→ **Exercise aim**
Go through the listing beneath this task and return every line that carries the string "name".

+--

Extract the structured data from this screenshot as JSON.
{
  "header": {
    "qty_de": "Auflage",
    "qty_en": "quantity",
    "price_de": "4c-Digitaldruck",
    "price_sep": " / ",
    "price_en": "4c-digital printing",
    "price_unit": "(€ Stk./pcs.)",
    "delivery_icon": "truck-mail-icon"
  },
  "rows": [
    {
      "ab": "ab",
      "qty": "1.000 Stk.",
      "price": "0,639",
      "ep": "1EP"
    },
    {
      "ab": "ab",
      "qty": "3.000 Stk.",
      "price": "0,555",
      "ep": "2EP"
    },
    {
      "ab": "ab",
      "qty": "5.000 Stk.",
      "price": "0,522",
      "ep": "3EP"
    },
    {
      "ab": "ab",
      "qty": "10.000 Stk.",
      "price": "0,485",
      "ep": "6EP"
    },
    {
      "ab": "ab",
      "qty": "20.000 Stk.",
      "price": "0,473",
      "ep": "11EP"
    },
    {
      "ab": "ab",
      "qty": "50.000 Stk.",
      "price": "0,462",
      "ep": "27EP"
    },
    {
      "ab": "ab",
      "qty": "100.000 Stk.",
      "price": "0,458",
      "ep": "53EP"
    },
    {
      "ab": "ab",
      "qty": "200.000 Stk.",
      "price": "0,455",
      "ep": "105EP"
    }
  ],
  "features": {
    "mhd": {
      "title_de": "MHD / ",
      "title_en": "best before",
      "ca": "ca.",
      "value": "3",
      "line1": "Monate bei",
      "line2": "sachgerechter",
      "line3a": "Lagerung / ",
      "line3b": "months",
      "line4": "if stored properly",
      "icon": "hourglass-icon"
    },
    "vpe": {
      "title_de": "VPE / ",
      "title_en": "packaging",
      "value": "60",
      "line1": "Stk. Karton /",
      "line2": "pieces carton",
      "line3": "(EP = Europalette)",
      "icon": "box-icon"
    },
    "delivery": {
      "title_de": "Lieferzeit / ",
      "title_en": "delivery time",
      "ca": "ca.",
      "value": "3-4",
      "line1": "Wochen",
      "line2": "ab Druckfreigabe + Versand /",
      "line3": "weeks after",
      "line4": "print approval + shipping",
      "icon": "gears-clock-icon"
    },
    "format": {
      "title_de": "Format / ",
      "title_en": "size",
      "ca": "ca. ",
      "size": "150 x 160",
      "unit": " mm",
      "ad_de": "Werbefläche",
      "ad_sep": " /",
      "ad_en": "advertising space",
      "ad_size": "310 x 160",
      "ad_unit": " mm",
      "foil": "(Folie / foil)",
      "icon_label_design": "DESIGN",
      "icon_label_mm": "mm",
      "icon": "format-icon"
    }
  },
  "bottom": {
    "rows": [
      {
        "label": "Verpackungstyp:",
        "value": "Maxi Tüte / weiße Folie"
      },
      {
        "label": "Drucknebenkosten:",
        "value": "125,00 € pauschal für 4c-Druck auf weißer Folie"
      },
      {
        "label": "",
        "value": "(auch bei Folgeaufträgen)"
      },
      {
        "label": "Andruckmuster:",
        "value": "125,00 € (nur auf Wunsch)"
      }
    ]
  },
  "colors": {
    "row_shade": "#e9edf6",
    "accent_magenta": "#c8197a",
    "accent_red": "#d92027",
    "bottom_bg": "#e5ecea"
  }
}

+--

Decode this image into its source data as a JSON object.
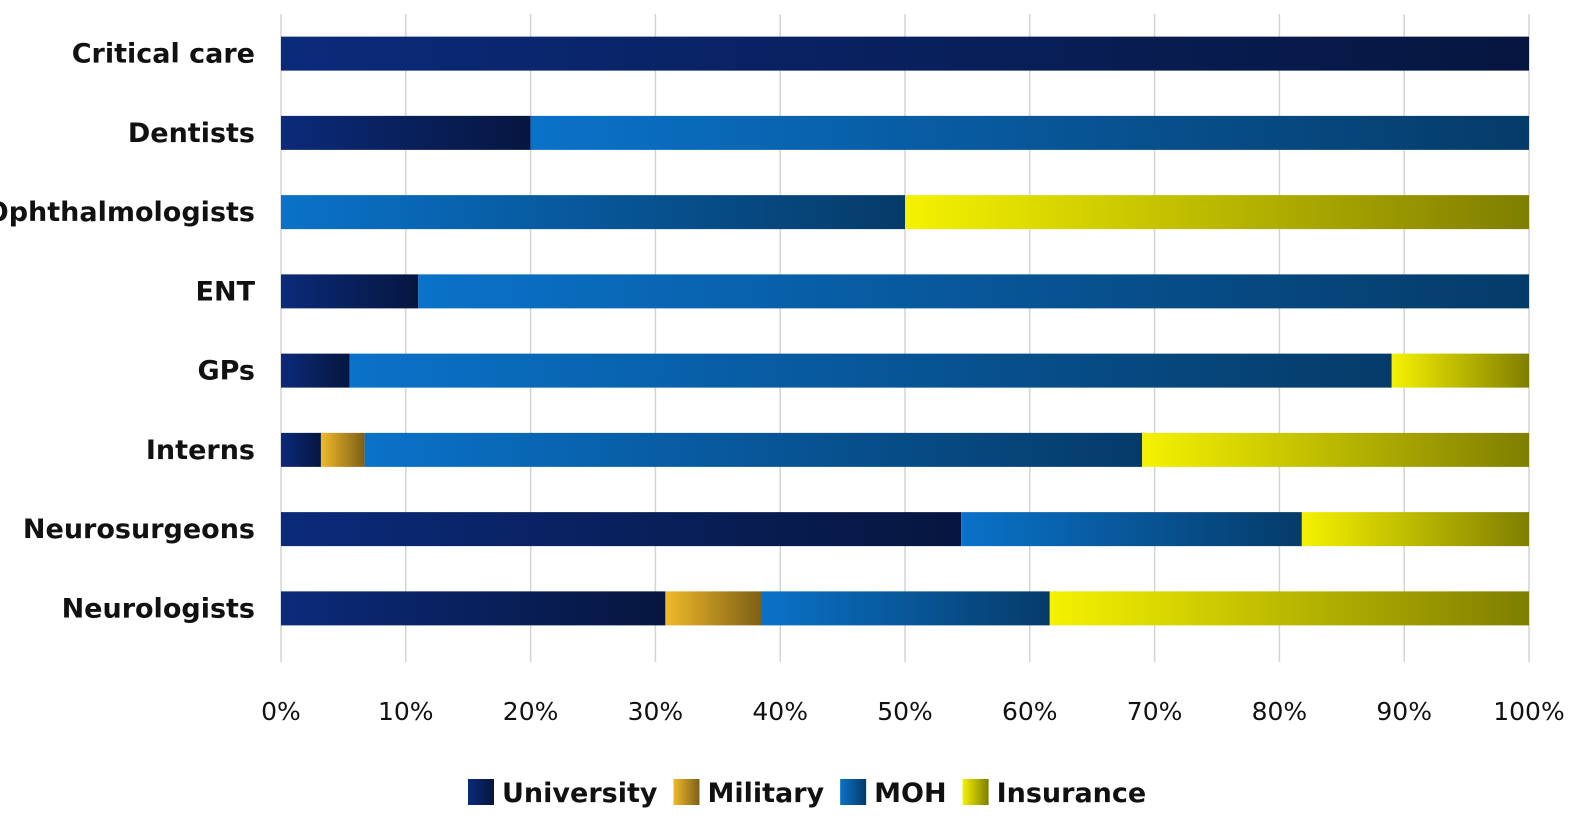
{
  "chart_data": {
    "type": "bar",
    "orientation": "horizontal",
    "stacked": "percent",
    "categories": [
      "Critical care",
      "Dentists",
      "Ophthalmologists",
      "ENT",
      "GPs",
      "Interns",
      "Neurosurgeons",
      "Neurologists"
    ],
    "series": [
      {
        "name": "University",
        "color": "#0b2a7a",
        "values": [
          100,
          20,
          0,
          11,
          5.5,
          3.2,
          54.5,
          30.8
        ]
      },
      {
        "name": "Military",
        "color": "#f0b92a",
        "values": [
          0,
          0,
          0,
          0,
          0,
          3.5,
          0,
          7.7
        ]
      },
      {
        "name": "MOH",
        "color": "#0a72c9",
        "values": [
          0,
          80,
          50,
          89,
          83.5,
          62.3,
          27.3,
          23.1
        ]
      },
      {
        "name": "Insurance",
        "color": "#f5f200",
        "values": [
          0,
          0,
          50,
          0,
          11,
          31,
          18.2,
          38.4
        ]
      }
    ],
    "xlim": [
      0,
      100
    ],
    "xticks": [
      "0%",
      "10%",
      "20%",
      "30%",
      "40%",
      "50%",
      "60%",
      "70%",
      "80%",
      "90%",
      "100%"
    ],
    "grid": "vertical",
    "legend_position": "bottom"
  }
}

+--

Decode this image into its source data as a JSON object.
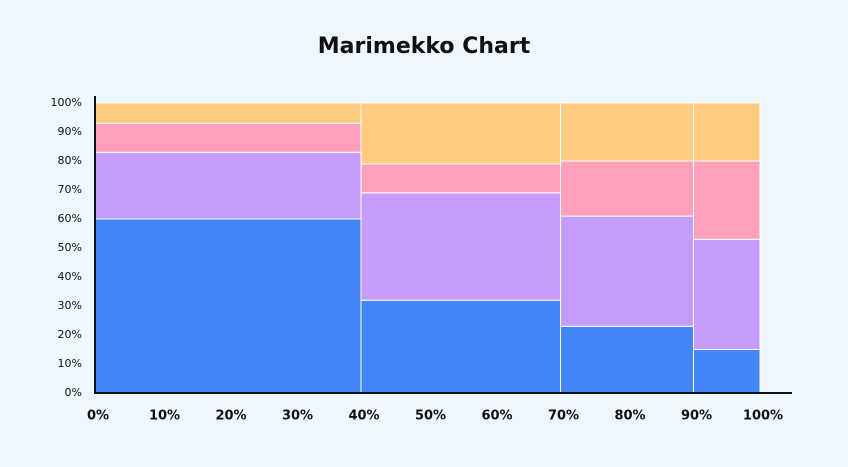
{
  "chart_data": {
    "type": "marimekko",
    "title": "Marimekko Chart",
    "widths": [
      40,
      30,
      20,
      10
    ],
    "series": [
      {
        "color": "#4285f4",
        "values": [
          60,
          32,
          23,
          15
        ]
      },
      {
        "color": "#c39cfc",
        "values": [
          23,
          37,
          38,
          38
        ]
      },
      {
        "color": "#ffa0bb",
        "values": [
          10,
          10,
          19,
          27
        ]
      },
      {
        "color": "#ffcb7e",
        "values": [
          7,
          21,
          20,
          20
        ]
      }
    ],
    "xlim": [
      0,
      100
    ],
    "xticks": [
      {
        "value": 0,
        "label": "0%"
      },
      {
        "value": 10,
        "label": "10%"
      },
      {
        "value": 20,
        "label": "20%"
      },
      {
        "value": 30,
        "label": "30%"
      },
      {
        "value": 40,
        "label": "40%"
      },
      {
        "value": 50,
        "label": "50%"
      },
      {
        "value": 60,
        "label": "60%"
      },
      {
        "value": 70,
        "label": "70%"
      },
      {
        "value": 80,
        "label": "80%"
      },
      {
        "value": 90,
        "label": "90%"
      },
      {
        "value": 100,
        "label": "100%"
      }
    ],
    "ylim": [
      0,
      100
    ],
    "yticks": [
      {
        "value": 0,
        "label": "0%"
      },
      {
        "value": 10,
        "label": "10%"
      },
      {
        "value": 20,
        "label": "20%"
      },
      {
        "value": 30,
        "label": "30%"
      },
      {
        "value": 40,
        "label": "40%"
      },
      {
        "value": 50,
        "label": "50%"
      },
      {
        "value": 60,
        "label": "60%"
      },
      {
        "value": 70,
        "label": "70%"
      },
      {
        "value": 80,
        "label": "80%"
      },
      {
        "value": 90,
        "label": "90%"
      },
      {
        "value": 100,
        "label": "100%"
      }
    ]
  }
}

+--

→ **Worked answer**
        "name": "University",
        "name": "Military",
        "name": "MOH",
        "name": "Insurance",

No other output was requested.